[Data excerpts]

******

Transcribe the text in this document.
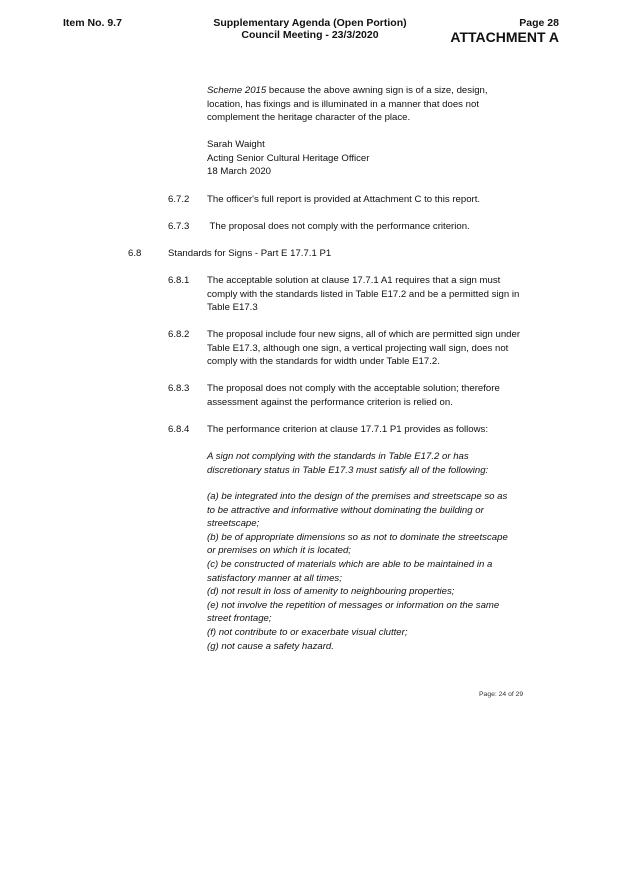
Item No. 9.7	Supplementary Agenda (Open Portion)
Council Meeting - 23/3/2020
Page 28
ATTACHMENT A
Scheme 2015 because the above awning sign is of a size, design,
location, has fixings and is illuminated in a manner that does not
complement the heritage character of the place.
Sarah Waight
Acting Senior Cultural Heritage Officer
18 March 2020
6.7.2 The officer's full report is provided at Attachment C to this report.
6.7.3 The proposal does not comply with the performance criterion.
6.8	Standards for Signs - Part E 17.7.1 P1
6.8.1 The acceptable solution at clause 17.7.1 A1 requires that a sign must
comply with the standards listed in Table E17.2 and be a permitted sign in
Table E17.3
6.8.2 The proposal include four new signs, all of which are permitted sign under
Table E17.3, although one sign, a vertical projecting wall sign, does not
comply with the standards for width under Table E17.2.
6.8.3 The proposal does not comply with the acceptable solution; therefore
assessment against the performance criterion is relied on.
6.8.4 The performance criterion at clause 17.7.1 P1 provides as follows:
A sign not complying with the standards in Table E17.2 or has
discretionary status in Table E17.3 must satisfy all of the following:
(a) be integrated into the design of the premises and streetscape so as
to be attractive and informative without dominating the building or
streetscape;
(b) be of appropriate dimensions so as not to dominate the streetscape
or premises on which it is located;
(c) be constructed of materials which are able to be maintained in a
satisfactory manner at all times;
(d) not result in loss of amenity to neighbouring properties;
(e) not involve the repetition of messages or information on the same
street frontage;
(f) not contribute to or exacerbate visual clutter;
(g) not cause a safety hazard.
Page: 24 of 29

******

▶ **TASK STATEMENT**:
The records above are to be restated exactly, without their pictures.

▶ **ANSWER TO THIS EXERCISE**:
Transcribe the text in this document.
Item No. 9.7	Supplementary Agenda (Open Portion)
Council Meeting - 23/3/2020
Page 28
ATTACHMENT A
Scheme 2015 because the above awning sign is of a size, design,
location, has fixings and is illuminated in a manner that does not
complement the heritage character of the place.
Sarah Waight
Acting Senior Cultural Heritage Officer
18 March 2020
6.7.2 The officer's full report is provided at Attachment C to this report.
6.7.3 The proposal does not comply with the performance criterion.
6.8	Standards for Signs - Part E 17.7.1 P1
6.8.1 The acceptable solution at clause 17.7.1 A1 requires that a sign must
comply with the standards listed in Table E17.2 and be a permitted sign in
Table E17.3
6.8.2 The proposal include four new signs, all of which are permitted sign under
Table E17.3, although one sign, a vertical projecting wall sign, does not
comply with the standards for width under Table E17.2.
6.8.3 The proposal does not comply with the acceptable solution; therefore
assessment against the performance criterion is relied on.
6.8.4 The performance criterion at clause 17.7.1 P1 provides as follows:
A sign not complying with the standards in Table E17.2 or has
discretionary status in Table E17.3 must satisfy all of the following:
(a) be integrated into the design of the premises and streetscape so as
to be attractive and informative without dominating the building or
streetscape;
(b) be of appropriate dimensions so as not to dominate the streetscape
or premises on which it is located;
(c) be constructed of materials which are able to be maintained in a
satisfactory manner at all times;
(d) not result in loss of amenity to neighbouring properties;
(e) not involve the repetition of messages or information on the same
street frontage;
(f) not contribute to or exacerbate visual clutter;
(g) not cause a safety hazard.
Page: 24 of 29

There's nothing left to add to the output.